§ **WHAT IS BEING ASKED**
From the entries that follow, extract each line holding the string "область".

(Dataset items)
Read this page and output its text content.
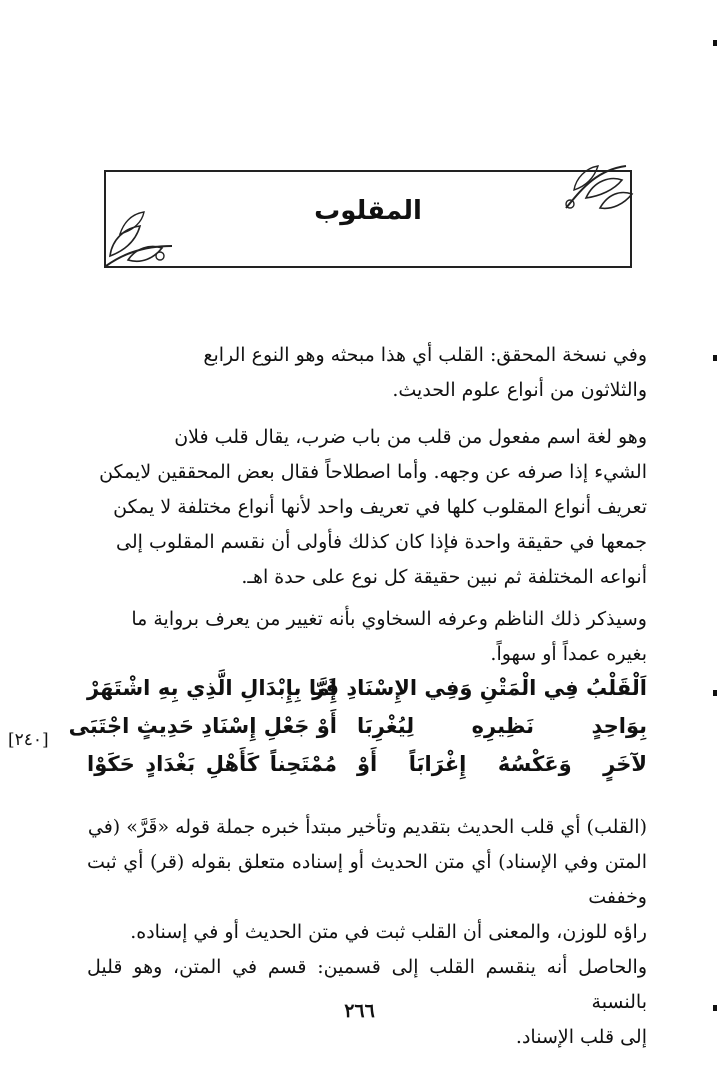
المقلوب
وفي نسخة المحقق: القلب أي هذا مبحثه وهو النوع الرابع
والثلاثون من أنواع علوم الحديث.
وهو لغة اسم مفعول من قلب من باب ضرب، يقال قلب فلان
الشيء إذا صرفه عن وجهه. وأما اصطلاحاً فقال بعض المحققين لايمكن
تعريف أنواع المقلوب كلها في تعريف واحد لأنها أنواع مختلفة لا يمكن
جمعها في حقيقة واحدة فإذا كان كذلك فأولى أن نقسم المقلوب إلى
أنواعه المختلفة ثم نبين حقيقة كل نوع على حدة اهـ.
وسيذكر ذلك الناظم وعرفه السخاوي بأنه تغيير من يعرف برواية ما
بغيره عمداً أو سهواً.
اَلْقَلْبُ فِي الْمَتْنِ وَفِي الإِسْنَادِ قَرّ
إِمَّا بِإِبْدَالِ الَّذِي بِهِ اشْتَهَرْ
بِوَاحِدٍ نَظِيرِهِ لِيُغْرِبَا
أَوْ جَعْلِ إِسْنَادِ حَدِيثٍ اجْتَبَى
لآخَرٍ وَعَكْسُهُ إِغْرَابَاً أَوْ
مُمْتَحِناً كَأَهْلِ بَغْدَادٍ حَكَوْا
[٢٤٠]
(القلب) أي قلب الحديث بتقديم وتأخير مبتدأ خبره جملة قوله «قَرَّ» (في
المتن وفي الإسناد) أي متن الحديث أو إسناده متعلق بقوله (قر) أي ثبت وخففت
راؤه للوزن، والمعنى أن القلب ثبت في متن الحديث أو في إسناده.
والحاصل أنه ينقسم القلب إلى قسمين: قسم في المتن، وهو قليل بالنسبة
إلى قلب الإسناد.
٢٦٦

==

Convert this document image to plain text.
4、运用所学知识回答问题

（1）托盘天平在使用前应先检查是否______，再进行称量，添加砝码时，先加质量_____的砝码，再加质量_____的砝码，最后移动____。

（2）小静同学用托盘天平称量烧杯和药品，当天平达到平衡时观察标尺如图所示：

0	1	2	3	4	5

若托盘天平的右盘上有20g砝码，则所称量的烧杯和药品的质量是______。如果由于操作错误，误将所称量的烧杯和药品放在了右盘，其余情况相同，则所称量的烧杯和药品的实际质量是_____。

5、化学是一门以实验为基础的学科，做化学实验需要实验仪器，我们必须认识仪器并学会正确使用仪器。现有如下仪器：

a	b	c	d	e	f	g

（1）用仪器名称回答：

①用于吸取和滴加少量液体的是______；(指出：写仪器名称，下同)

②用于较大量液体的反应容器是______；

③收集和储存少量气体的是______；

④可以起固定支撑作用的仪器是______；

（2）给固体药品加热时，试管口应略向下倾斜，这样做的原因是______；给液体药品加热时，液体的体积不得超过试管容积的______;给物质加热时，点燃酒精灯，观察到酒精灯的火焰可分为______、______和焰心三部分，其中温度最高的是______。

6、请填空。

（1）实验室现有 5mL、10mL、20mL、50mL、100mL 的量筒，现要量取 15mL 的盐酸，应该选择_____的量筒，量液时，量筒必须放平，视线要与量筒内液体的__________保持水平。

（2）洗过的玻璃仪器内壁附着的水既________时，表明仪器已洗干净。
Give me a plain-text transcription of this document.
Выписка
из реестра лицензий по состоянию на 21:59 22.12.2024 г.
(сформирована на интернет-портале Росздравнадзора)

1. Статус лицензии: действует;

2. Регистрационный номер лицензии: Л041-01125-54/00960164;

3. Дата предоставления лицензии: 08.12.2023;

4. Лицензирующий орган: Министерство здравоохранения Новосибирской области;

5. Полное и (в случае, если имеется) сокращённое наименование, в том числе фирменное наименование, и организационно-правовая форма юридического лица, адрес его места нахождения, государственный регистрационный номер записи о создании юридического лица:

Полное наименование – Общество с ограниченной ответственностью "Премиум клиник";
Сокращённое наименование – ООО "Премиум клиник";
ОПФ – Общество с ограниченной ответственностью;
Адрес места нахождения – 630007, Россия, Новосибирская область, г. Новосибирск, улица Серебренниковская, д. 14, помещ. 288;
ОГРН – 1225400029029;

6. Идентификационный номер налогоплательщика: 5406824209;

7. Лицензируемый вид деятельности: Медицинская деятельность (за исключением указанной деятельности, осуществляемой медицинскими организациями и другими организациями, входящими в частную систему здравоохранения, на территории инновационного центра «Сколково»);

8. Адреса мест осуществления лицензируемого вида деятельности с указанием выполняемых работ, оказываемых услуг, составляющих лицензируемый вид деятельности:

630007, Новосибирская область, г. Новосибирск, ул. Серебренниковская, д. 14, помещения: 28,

* * *

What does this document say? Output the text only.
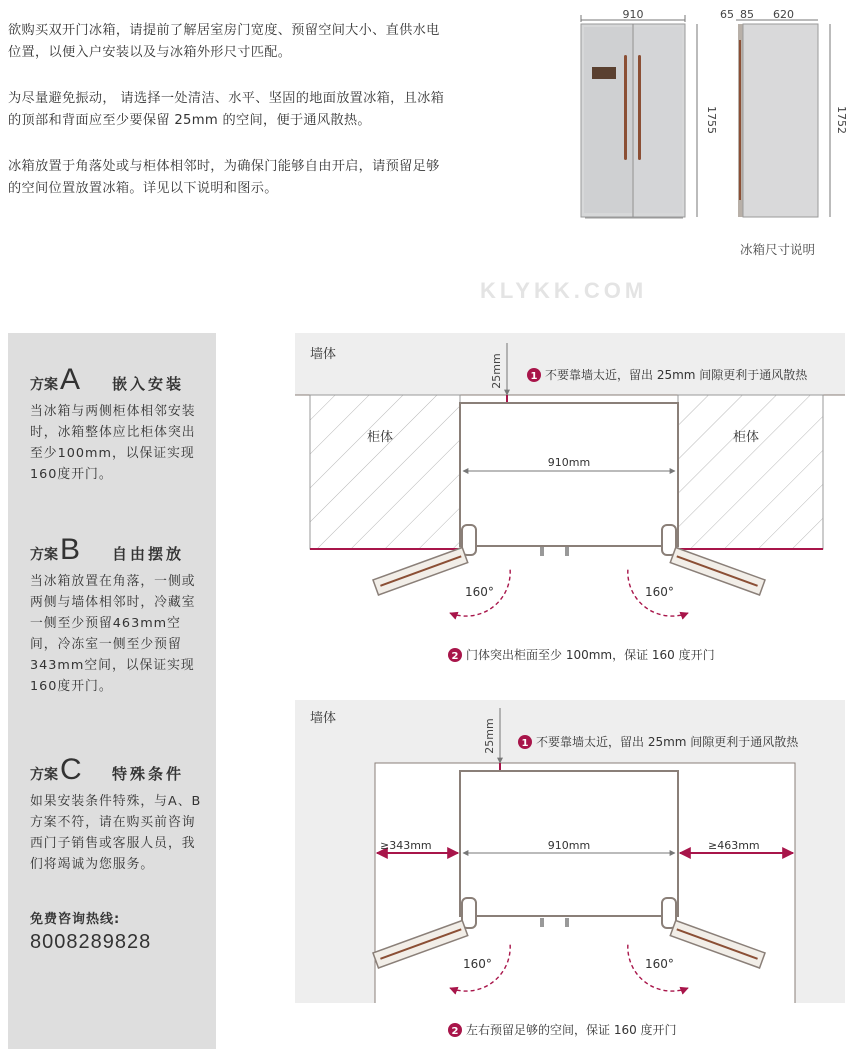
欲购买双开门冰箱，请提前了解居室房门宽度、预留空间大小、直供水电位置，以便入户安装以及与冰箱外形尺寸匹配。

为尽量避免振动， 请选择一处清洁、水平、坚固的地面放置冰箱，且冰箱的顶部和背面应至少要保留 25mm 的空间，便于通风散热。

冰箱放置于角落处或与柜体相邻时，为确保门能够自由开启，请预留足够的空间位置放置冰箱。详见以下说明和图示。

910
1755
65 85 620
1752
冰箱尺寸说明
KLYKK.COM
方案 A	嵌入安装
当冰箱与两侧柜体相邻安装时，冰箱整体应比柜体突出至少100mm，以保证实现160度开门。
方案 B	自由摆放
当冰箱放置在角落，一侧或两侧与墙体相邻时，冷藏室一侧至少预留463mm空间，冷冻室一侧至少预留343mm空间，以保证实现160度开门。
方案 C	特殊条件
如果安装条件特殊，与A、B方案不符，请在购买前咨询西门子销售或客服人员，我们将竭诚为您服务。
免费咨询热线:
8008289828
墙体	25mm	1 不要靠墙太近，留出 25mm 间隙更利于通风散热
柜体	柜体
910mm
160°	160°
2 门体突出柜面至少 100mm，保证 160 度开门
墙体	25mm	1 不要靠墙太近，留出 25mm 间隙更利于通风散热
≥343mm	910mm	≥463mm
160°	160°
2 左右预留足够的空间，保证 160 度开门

§ **OUTPUT FOR THIS EXERCISE**
Адрес места нахождения – 630007, Россия, Новосибирская область, г. Новосибирск, улица Серебренниковская, д. 14, помещ. 288;
630007, Новосибирская область, г. Новосибирск, ул. Серебренниковская, д. 14, помещения: 28,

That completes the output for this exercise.